Required task. Locate every line below that contains the word "bőrfelületet" and copy it.

>> START Dataset

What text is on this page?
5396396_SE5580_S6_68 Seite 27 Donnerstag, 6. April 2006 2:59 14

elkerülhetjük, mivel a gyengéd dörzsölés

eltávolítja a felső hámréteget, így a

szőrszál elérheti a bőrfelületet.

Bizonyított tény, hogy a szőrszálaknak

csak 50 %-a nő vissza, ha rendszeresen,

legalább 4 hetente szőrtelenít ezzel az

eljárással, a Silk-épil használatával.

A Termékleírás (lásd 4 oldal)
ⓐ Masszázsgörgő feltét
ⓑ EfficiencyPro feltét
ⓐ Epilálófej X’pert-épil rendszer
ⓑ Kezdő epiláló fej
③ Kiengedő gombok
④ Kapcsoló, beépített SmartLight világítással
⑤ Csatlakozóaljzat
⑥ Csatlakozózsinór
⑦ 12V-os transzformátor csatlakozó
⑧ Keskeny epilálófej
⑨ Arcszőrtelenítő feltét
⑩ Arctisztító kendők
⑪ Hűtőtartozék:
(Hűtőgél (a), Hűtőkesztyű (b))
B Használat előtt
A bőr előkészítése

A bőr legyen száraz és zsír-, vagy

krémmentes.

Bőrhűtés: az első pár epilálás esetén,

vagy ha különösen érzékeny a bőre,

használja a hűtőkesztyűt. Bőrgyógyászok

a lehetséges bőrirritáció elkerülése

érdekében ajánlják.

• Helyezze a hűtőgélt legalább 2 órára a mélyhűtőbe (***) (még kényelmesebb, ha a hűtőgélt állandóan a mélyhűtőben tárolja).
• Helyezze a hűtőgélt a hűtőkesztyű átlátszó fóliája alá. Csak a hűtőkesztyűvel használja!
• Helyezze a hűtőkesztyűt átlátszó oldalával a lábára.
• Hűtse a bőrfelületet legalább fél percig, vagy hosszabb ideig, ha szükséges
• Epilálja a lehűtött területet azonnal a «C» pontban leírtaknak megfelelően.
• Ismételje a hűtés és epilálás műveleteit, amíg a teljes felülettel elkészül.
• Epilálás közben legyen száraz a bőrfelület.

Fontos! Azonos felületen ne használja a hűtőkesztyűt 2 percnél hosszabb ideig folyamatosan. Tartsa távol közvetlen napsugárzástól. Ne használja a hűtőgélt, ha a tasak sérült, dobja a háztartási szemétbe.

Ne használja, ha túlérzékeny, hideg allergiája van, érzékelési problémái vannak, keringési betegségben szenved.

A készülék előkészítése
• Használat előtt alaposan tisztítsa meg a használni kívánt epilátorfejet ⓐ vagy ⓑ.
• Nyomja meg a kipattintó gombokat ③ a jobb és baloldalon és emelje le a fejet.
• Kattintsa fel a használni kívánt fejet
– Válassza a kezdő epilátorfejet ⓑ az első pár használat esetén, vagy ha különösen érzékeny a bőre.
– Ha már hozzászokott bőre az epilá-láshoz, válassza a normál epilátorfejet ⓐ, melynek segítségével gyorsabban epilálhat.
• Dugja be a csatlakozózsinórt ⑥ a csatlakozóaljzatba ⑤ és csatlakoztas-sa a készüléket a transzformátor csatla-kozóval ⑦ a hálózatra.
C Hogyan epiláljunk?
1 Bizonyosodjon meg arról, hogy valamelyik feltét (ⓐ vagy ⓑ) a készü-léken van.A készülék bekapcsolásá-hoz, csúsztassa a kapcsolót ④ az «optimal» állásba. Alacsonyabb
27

>> END Dataset
>> START Dataset

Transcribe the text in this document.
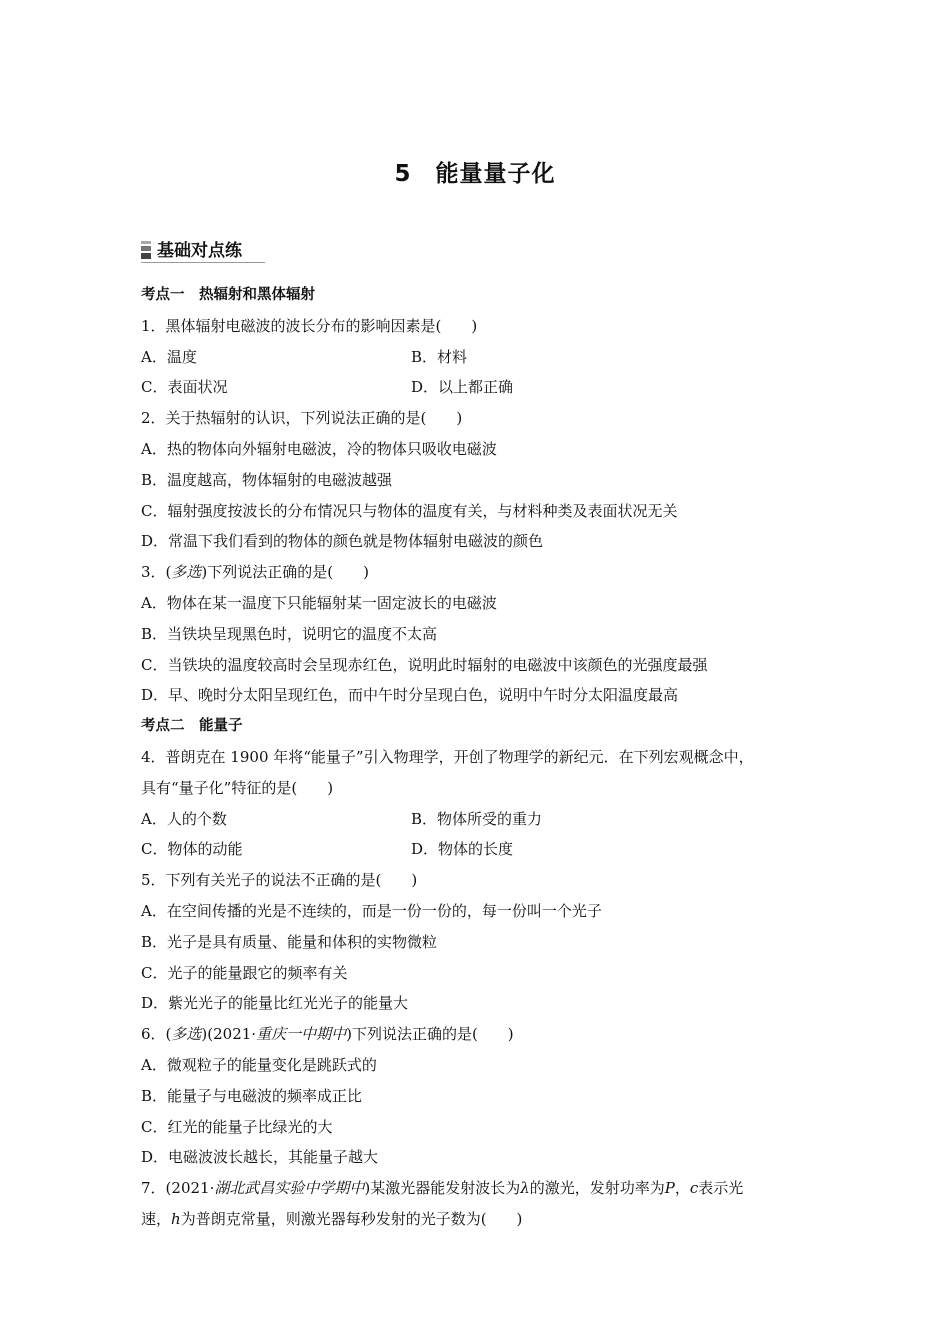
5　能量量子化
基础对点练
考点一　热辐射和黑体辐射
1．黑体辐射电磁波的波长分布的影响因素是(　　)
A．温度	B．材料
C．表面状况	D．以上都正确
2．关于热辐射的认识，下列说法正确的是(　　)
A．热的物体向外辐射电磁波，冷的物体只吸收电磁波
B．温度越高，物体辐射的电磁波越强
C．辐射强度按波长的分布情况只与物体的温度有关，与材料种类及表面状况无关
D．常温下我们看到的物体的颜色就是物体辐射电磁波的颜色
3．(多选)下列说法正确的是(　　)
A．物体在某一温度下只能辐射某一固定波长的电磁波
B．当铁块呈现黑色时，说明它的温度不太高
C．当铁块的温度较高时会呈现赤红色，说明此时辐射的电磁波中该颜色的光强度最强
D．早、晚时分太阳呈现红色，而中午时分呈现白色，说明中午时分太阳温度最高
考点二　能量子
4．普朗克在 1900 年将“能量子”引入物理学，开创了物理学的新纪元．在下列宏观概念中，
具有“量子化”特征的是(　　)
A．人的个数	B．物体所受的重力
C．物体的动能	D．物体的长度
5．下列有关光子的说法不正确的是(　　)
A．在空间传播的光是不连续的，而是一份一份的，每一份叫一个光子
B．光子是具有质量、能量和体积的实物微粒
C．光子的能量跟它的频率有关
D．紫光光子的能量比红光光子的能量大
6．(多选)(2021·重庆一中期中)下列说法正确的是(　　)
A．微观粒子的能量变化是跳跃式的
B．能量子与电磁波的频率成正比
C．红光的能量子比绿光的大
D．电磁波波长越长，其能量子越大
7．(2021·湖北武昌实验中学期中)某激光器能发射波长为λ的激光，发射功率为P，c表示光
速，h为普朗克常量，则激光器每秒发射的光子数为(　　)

>> END Dataset

Solution to the problem.
szőrszál elérheti a bőrfelületet.
• Hűtse a bőrfelületet legalább fél percig, vagy hosszabb ideig, ha szükséges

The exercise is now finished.